──────── Records shown

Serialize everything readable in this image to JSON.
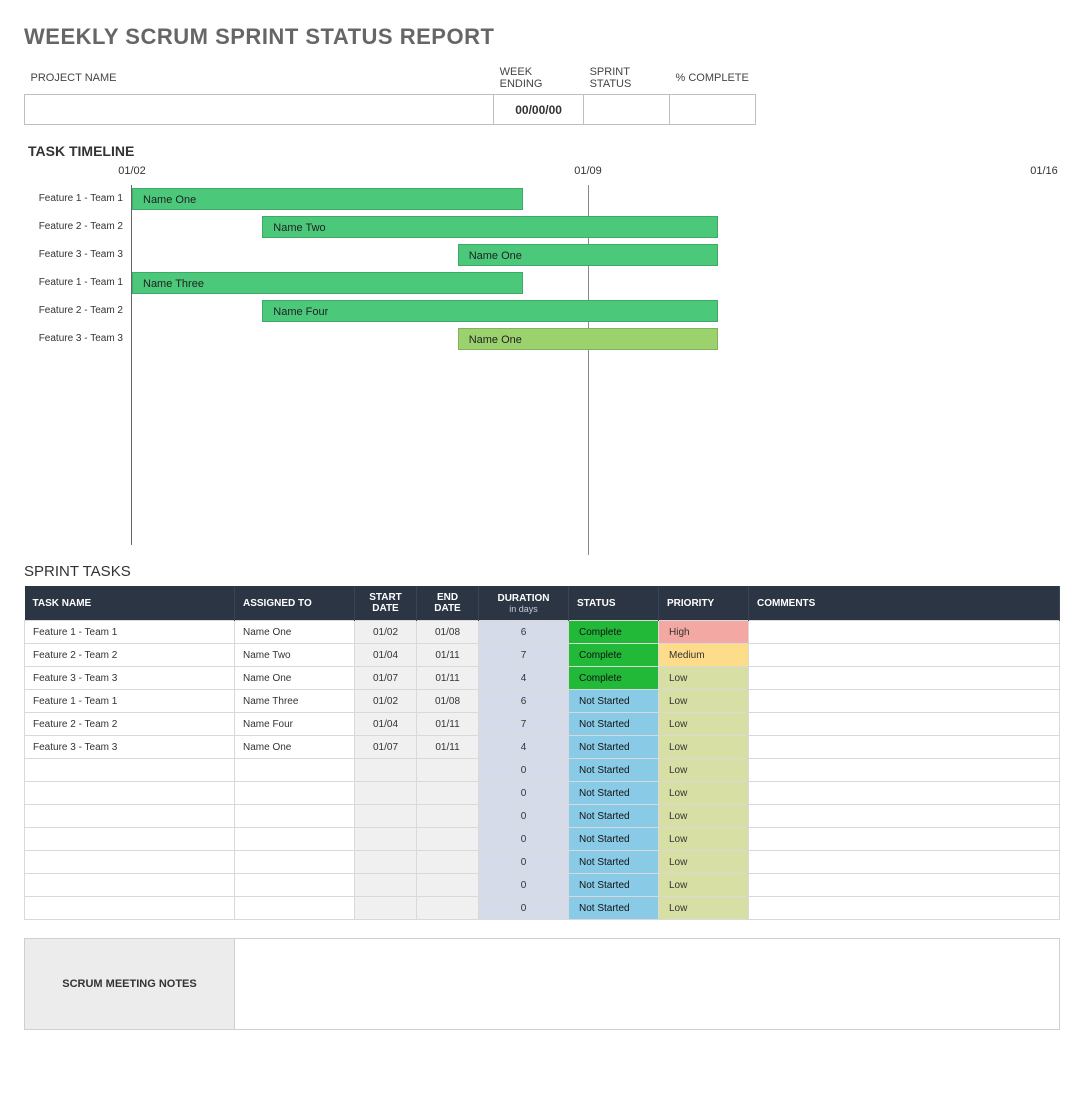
{
  "title": "WEEKLY SCRUM SPRINT STATUS REPORT",
  "header": {
    "labels": {
      "project_name": "PROJECT NAME",
      "week_ending": "WEEK ENDING",
      "sprint_status": "SPRINT STATUS",
      "pct_complete": "% COMPLETE"
    },
    "values": {
      "project_name": "",
      "week_ending": "00/00/00",
      "sprint_status": "",
      "pct_complete": ""
    }
  },
  "sections": {
    "timeline": "TASK TIMELINE",
    "sprint_tasks": "SPRINT TASKS",
    "notes": "SCRUM MEETING NOTES"
  },
  "chart_data": {
    "type": "bar",
    "orientation": "horizontal_gantt",
    "x_ticks": [
      "01/02",
      "01/09",
      "01/16"
    ],
    "x_range_days": [
      0,
      14
    ],
    "rows": [
      {
        "label": "Feature 1 - Team 1",
        "bar_label": "Name One",
        "start_day": 0,
        "end_day": 6,
        "color": "green1"
      },
      {
        "label": "Feature 2 - Team 2",
        "bar_label": "Name Two",
        "start_day": 2,
        "end_day": 9,
        "color": "green1"
      },
      {
        "label": "Feature 3 - Team 3",
        "bar_label": "Name One",
        "start_day": 5,
        "end_day": 9,
        "color": "green1"
      },
      {
        "label": "Feature 1 - Team 1",
        "bar_label": "Name Three",
        "start_day": 0,
        "end_day": 6,
        "color": "green1"
      },
      {
        "label": "Feature 2 - Team 2",
        "bar_label": "Name Four",
        "start_day": 2,
        "end_day": 9,
        "color": "green1"
      },
      {
        "label": "Feature 3 - Team 3",
        "bar_label": "Name One",
        "start_day": 5,
        "end_day": 9,
        "color": "green2"
      }
    ]
  },
  "tasks": {
    "headers": {
      "task_name": "TASK NAME",
      "assigned_to": "ASSIGNED TO",
      "start_date": "START DATE",
      "end_date": "END DATE",
      "duration": "DURATION",
      "duration_sub": "in days",
      "status": "STATUS",
      "priority": "PRIORITY",
      "comments": "COMMENTS"
    },
    "rows": [
      {
        "task": "Feature 1 - Team 1",
        "assigned": "Name One",
        "start": "01/02",
        "end": "01/08",
        "duration": "6",
        "status": "Complete",
        "priority": "High",
        "comments": ""
      },
      {
        "task": "Feature 2 - Team 2",
        "assigned": "Name Two",
        "start": "01/04",
        "end": "01/11",
        "duration": "7",
        "status": "Complete",
        "priority": "Medium",
        "comments": ""
      },
      {
        "task": "Feature 3 - Team 3",
        "assigned": "Name One",
        "start": "01/07",
        "end": "01/11",
        "duration": "4",
        "status": "Complete",
        "priority": "Low",
        "comments": ""
      },
      {
        "task": "Feature 1 - Team 1",
        "assigned": "Name Three",
        "start": "01/02",
        "end": "01/08",
        "duration": "6",
        "status": "Not Started",
        "priority": "Low",
        "comments": ""
      },
      {
        "task": "Feature 2 - Team 2",
        "assigned": "Name Four",
        "start": "01/04",
        "end": "01/11",
        "duration": "7",
        "status": "Not Started",
        "priority": "Low",
        "comments": ""
      },
      {
        "task": "Feature 3 - Team 3",
        "assigned": "Name One",
        "start": "01/07",
        "end": "01/11",
        "duration": "4",
        "status": "Not Started",
        "priority": "Low",
        "comments": ""
      },
      {
        "task": "",
        "assigned": "",
        "start": "",
        "end": "",
        "duration": "0",
        "status": "Not Started",
        "priority": "Low",
        "comments": ""
      },
      {
        "task": "",
        "assigned": "",
        "start": "",
        "end": "",
        "duration": "0",
        "status": "Not Started",
        "priority": "Low",
        "comments": ""
      },
      {
        "task": "",
        "assigned": "",
        "start": "",
        "end": "",
        "duration": "0",
        "status": "Not Started",
        "priority": "Low",
        "comments": ""
      },
      {
        "task": "",
        "assigned": "",
        "start": "",
        "end": "",
        "duration": "0",
        "status": "Not Started",
        "priority": "Low",
        "comments": ""
      },
      {
        "task": "",
        "assigned": "",
        "start": "",
        "end": "",
        "duration": "0",
        "status": "Not Started",
        "priority": "Low",
        "comments": ""
      },
      {
        "task": "",
        "assigned": "",
        "start": "",
        "end": "",
        "duration": "0",
        "status": "Not Started",
        "priority": "Low",
        "comments": ""
      },
      {
        "task": "",
        "assigned": "",
        "start": "",
        "end": "",
        "duration": "0",
        "status": "Not Started",
        "priority": "Low",
        "comments": ""
      }
    ]
  },
  "notes_content": ""
}
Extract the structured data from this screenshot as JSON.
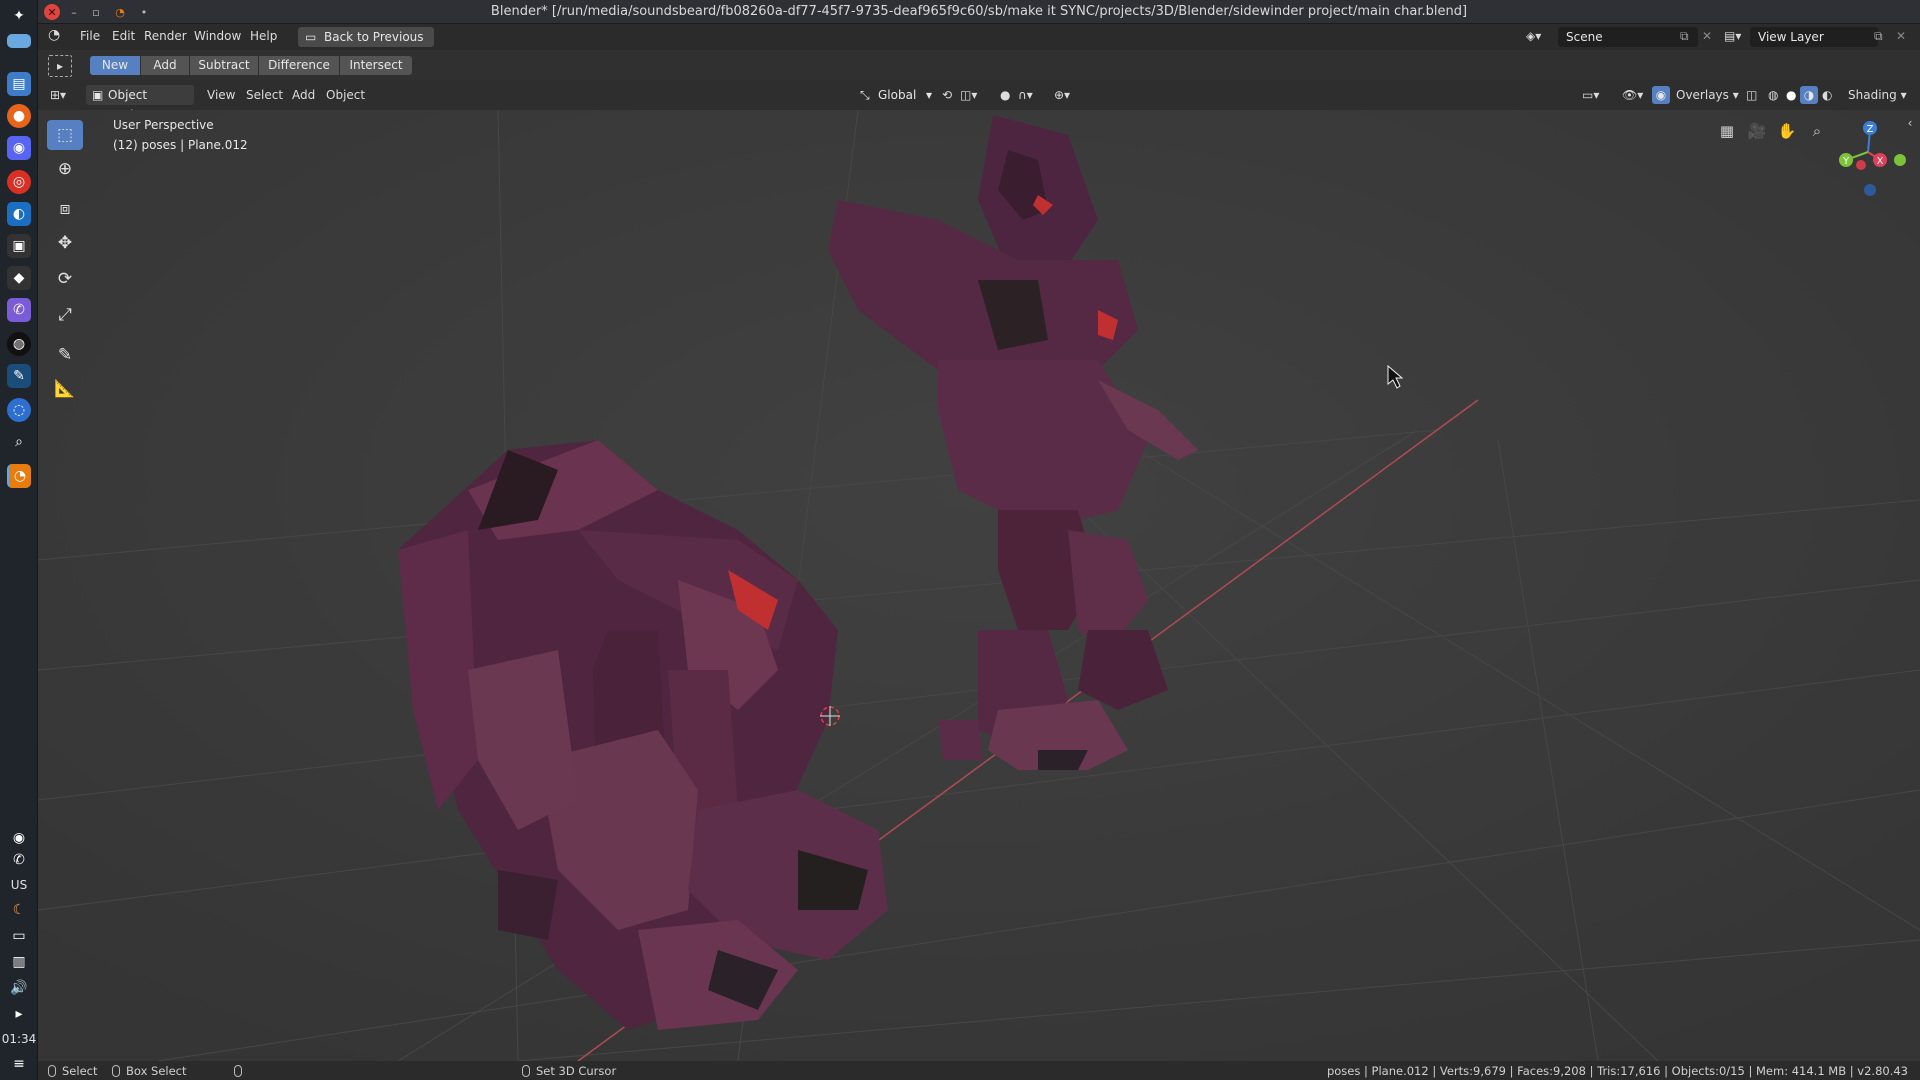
{
  "window": {
    "title": "Blender* [/run/media/soundsbeard/fb08260a-df77-45f7-9735-deaf965f9c60/sb/make it SYNC/projects/3D/Blender/sidewinder project/main char.blend]"
  },
  "menubar": {
    "items": [
      "File",
      "Edit",
      "Render",
      "Window",
      "Help"
    ],
    "back_button": "Back to Previous",
    "scene": "Scene",
    "view_layer": "View Layer"
  },
  "tool_header": {
    "boolean_ops": [
      "New",
      "Add",
      "Subtract",
      "Difference",
      "Intersect"
    ],
    "active": "New"
  },
  "viewport_header": {
    "mode": "Object Mode",
    "menus": [
      "View",
      "Select",
      "Add",
      "Object"
    ],
    "transform_orientation": "Global",
    "overlays": "Overlays",
    "shading": "Shading"
  },
  "viewport": {
    "perspective": "User Perspective",
    "object_info": "(12) poses | Plane.012",
    "gizmo_axes": [
      "Z",
      "X",
      "Y"
    ]
  },
  "statusbar": {
    "select": "Select",
    "box_select": "Box Select",
    "set_cursor": "Set 3D Cursor",
    "stats": "poses | Plane.012 | Verts:9,679 | Faces:9,208 | Tris:17,616 | Objects:0/15 | Mem: 414.1 MB | v2.80.43"
  },
  "dock": {
    "keyboard_layout": "US",
    "clock": "01:34"
  },
  "colors": {
    "active_blue": "#5680c2",
    "viewport_bg": "#3b3b3b",
    "robot_purple": "#5a2a45",
    "axis_red": "#e0405a",
    "axis_green": "#7cc33a",
    "axis_blue": "#3b7fd6"
  }
}
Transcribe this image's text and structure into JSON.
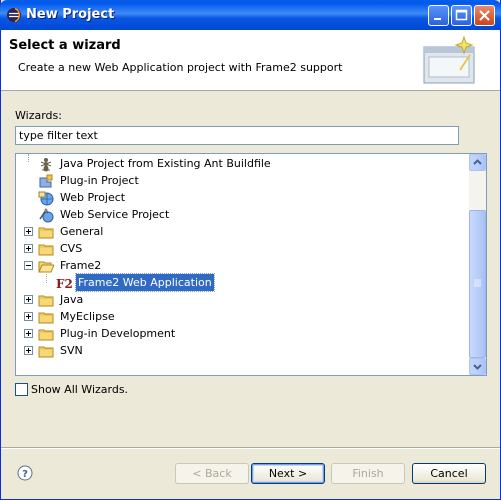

────────────────

Read the data above. Pull out each line in which the string "this" appears.

Serialize everything readable in this image to JSON.
Extract the structured data from this screenshot as JSON.
Transcribe this image's text and structure into JSON.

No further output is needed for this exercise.